## Exercise
Switch "data-point" to "marker" in the records from the line with "What elements are" up to and including the line with "mdwf-equals: = bbox=[639, 159, 661, 189]", and write those lines out again with everything else unchanged. Leave the pictures out of your answer.

-- START Material provided --

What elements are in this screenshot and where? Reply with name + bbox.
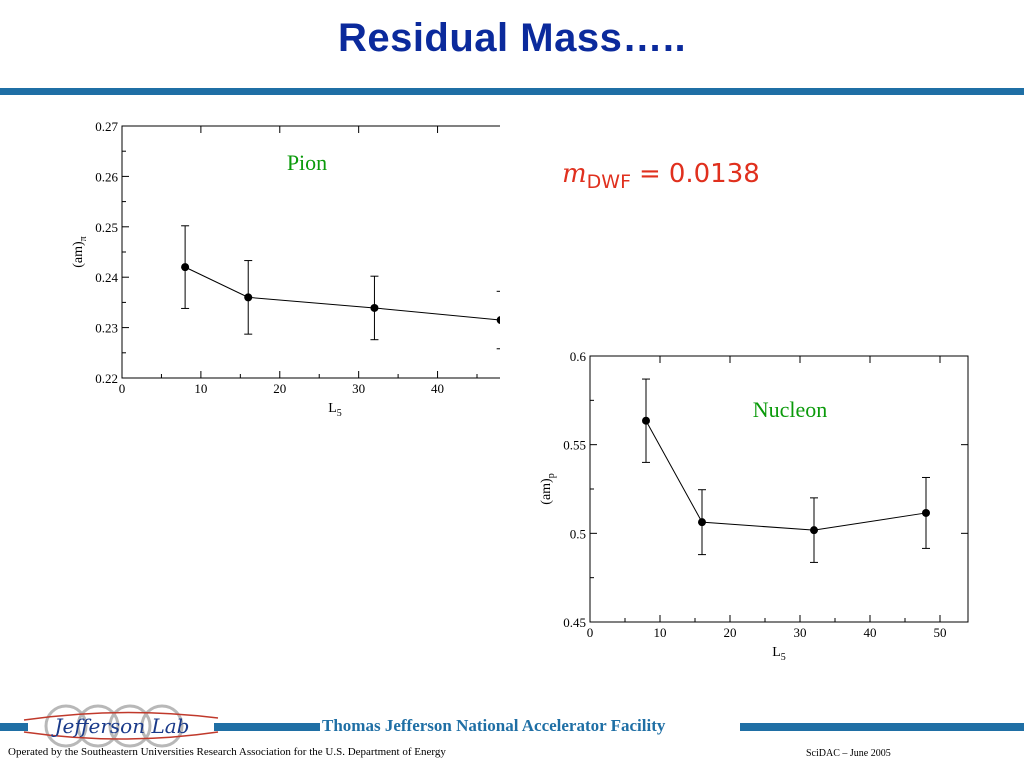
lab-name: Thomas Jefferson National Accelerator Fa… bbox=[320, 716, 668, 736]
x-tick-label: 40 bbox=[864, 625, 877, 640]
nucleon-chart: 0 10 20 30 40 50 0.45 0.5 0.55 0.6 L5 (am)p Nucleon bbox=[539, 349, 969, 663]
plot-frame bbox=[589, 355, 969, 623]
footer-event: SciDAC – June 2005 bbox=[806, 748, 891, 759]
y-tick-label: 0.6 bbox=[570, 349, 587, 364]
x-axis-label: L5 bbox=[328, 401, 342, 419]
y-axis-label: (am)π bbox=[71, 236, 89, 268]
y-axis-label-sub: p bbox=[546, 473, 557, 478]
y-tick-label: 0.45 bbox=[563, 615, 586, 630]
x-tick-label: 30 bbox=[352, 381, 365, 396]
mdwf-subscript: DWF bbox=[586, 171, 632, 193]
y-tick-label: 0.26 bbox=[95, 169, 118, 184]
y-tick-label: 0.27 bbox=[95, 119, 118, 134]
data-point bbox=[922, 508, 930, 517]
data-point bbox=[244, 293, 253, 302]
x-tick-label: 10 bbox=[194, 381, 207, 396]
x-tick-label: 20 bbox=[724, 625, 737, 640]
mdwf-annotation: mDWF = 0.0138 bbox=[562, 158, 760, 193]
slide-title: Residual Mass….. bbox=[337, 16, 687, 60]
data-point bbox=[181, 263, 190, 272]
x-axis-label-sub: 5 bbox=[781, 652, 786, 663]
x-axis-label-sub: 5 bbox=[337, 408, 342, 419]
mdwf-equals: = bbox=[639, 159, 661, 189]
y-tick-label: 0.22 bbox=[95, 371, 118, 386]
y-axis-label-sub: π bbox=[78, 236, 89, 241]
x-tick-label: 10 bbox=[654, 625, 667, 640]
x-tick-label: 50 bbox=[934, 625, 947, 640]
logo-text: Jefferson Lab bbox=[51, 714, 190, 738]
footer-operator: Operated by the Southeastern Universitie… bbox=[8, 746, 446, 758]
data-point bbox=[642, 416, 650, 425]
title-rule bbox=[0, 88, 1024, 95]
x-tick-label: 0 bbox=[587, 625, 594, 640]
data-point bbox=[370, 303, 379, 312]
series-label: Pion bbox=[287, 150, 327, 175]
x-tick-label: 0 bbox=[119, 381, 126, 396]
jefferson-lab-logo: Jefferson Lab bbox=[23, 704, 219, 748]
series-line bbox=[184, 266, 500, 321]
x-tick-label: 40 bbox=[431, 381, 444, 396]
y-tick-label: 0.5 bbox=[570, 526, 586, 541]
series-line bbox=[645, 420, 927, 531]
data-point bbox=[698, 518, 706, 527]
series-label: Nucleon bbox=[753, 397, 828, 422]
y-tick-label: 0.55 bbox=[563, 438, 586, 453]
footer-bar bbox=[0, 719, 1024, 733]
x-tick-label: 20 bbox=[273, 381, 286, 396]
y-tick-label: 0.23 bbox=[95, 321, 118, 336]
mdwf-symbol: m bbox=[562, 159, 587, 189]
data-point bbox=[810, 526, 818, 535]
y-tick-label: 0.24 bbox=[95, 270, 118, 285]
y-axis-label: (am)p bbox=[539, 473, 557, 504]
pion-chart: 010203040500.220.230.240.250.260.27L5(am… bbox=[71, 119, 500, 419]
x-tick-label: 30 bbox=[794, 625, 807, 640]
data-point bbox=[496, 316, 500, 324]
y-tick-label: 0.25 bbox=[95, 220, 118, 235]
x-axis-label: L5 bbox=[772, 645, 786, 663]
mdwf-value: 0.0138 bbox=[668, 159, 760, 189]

-- END Material provided --
-- START Material provided --

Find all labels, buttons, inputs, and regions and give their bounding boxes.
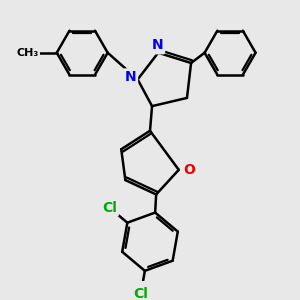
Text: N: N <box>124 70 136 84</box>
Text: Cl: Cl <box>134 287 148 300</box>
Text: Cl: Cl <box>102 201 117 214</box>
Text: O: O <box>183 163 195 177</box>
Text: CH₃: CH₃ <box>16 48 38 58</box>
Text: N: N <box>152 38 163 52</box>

-- END Material provided --

## Correct output
What elements are in this screenshot and where? Reply with name + bbox.
lab-name: Thomas Jefferson National Accelerator Fa… bbox=[320, 716, 668, 736]
x-tick-label: 40 bbox=[864, 625, 877, 640]
nucleon-chart: 0 10 20 30 40 50 0.45 0.5 0.55 0.6 L5 (am)p Nucleon bbox=[539, 349, 969, 663]
plot-frame bbox=[589, 355, 969, 623]
footer-event: SciDAC – June 2005 bbox=[806, 748, 891, 759]
y-tick-label: 0.6 bbox=[570, 349, 587, 364]
x-axis-label: L5 bbox=[328, 401, 342, 419]
y-axis-label: (am)π bbox=[71, 236, 89, 268]
y-axis-label-sub: p bbox=[546, 473, 557, 478]
y-tick-label: 0.45 bbox=[563, 615, 586, 630]
x-tick-label: 30 bbox=[352, 381, 365, 396]
mdwf-subscript: DWF bbox=[586, 171, 632, 193]
y-tick-label: 0.26 bbox=[95, 169, 118, 184]
y-tick-label: 0.27 bbox=[95, 119, 118, 134]
marker bbox=[922, 508, 930, 517]
marker bbox=[244, 293, 253, 302]
x-tick-label: 10 bbox=[194, 381, 207, 396]
x-tick-label: 20 bbox=[724, 625, 737, 640]
mdwf-annotation: mDWF = 0.0138 bbox=[562, 158, 760, 193]
slide-title: Residual Mass….. bbox=[337, 16, 687, 60]
marker bbox=[181, 263, 190, 272]
x-axis-label-sub: 5 bbox=[781, 652, 786, 663]
x-axis-label-sub: 5 bbox=[337, 408, 342, 419]
mdwf-equals: = bbox=[639, 159, 661, 189]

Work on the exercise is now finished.